DIRECTION:
Restate the entries word for word, omitting nothing.

Data entries
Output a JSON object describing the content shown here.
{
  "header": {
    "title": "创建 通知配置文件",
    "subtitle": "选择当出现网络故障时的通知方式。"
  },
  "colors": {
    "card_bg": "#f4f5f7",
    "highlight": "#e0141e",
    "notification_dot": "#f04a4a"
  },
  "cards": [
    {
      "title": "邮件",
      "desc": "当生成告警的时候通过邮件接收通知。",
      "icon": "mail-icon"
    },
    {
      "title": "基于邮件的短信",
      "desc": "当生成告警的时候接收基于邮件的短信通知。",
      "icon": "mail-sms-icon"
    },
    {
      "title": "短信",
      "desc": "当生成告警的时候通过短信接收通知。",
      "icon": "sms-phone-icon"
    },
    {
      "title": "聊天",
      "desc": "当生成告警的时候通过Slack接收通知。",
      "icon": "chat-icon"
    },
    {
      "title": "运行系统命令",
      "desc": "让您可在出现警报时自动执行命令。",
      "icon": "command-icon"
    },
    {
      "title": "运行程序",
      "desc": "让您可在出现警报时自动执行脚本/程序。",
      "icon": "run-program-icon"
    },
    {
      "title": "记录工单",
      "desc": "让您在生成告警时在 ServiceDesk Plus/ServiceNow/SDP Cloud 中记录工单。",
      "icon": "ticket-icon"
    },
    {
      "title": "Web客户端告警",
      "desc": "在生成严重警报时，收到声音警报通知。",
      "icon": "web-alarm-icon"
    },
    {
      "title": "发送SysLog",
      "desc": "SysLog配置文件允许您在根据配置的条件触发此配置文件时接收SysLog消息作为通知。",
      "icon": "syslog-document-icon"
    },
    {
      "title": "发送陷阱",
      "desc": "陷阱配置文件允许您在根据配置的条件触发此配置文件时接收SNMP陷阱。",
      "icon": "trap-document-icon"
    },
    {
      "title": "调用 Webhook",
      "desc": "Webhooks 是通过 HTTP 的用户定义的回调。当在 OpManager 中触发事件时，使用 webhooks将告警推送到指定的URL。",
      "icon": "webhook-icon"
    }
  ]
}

SOLUTION TO THIS PROBLEM:
Output a JSON object describing the content shown here.
{
  "header": {
    "title": "创建 通知配置文件",
    "subtitle": "选择当出现网络故障时的通知方式。"
  },
  "colors": {
    "card_bg": "#f4f5f7",
    "highlight": "#e0141e",
    "notification_dot": "#f04a4a"
  },
  "cards": [
    {
      "title": "邮件",
      "desc": "当生成告警的时候通过邮件接收通知。",
      "icon": "mail-icon"
    },
    {
      "title": "基于邮件的短信",
      "desc": "当生成告警的时候接收基于邮件的短信通知。",
      "icon": "mail-sms-icon"
    },
    {
      "title": "短信",
      "desc": "当生成告警的时候通过短信接收通知。",
      "icon": "sms-phone-icon"
    },
    {
      "title": "聊天",
      "desc": "当生成告警的时候通过Slack接收通知。",
      "icon": "chat-icon"
    },
    {
      "title": "运行系统命令",
      "desc": "让您可在出现警报时自动执行命令。",
      "icon": "command-icon"
    },
    {
      "title": "运行程序",
      "desc": "让您可在出现警报时自动执行脚本/程序。",
      "icon": "run-program-icon"
    },
    {
      "title": "记录工单",
      "desc": "让您在生成告警时在 ServiceDesk Plus/ServiceNow/SDP Cloud 中记录工单。",
      "icon": "ticket-icon"
    },
    {
      "title": "Web客户端告警",
      "desc": "在生成严重警报时，收到声音警报通知。",
      "icon": "web-alarm-icon"
    },
    {
      "title": "发送SysLog",
      "desc": "SysLog配置文件允许您在根据配置的条件触发此配置文件时接收SysLog消息作为通知。",
      "icon": "syslog-document-icon"
    },
    {
      "title": "发送陷阱",
      "desc": "陷阱配置文件允许您在根据配置的条件触发此配置文件时接收SNMP陷阱。",
      "icon": "trap-document-icon"
    },
    {
      "title": "调用 Webhook",
      "desc": "Webhooks 是通过 HTTP 的用户定义的回调。当在 OpManager 中触发事件时，使用 webhooks将告警推送到指定的URL。",
      "icon": "webhook-icon"
    }
  ]
}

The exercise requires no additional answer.